::: Information shown

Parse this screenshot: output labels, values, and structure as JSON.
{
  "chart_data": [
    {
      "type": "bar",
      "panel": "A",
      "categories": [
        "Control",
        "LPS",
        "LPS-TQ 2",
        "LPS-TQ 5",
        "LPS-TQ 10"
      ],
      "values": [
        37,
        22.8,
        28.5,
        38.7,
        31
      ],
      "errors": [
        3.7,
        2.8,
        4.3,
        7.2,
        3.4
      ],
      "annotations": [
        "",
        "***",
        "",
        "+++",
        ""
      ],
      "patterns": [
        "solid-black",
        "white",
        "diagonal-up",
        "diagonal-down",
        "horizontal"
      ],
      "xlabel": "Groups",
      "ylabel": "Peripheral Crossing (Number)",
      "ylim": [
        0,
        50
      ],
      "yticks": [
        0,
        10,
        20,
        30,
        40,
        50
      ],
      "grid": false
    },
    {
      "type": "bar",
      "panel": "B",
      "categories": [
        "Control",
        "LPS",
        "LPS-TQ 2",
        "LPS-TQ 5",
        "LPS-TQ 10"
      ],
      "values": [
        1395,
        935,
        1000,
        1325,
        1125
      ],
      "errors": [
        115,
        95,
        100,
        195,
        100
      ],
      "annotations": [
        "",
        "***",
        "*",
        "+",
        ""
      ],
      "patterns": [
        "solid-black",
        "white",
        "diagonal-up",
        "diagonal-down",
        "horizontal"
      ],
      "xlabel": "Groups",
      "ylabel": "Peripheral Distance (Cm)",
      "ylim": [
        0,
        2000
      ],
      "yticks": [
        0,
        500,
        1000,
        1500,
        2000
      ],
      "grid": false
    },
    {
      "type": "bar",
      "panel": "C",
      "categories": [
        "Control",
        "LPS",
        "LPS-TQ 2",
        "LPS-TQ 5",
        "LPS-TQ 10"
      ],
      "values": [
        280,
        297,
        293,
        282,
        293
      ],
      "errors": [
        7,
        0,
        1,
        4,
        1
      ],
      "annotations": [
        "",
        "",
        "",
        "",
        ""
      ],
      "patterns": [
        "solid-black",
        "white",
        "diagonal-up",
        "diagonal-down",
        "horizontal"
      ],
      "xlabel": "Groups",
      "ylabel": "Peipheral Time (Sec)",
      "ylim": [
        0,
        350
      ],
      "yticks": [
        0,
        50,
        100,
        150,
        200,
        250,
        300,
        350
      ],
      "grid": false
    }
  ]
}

::::::

▶ **What is expected**:
Extract all the entries word for word.

▶ **Right answer**:
Parse this screenshot: output labels, values, and structure as JSON.
{
  "chart_data": [
    {
      "type": "bar",
      "panel": "A",
      "categories": [
        "Control",
        "LPS",
        "LPS-TQ 2",
        "LPS-TQ 5",
        "LPS-TQ 10"
      ],
      "values": [
        37,
        22.8,
        28.5,
        38.7,
        31
      ],
      "errors": [
        3.7,
        2.8,
        4.3,
        7.2,
        3.4
      ],
      "annotations": [
        "",
        "***",
        "",
        "+++",
        ""
      ],
      "patterns": [
        "solid-black",
        "white",
        "diagonal-up",
        "diagonal-down",
        "horizontal"
      ],
      "xlabel": "Groups",
      "ylabel": "Peripheral Crossing (Number)",
      "ylim": [
        0,
        50
      ],
      "yticks": [
        0,
        10,
        20,
        30,
        40,
        50
      ],
      "grid": false
    },
    {
      "type": "bar",
      "panel": "B",
      "categories": [
        "Control",
        "LPS",
        "LPS-TQ 2",
        "LPS-TQ 5",
        "LPS-TQ 10"
      ],
      "values": [
        1395,
        935,
        1000,
        1325,
        1125
      ],
      "errors": [
        115,
        95,
        100,
        195,
        100
      ],
      "annotations": [
        "",
        "***",
        "*",
        "+",
        ""
      ],
      "patterns": [
        "solid-black",
        "white",
        "diagonal-up",
        "diagonal-down",
        "horizontal"
      ],
      "xlabel": "Groups",
      "ylabel": "Peripheral Distance (Cm)",
      "ylim": [
        0,
        2000
      ],
      "yticks": [
        0,
        500,
        1000,
        1500,
        2000
      ],
      "grid": false
    },
    {
      "type": "bar",
      "panel": "C",
      "categories": [
        "Control",
        "LPS",
        "LPS-TQ 2",
        "LPS-TQ 5",
        "LPS-TQ 10"
      ],
      "values": [
        280,
        297,
        293,
        282,
        293
      ],
      "errors": [
        7,
        0,
        1,
        4,
        1
      ],
      "annotations": [
        "",
        "",
        "",
        "",
        ""
      ],
      "patterns": [
        "solid-black",
        "white",
        "diagonal-up",
        "diagonal-down",
        "horizontal"
      ],
      "xlabel": "Groups",
      "ylabel": "Peipheral Time (Sec)",
      "ylim": [
        0,
        350
      ],
      "yticks": [
        0,
        50,
        100,
        150,
        200,
        250,
        300,
        350
      ],
      "grid": false
    }
  ]
}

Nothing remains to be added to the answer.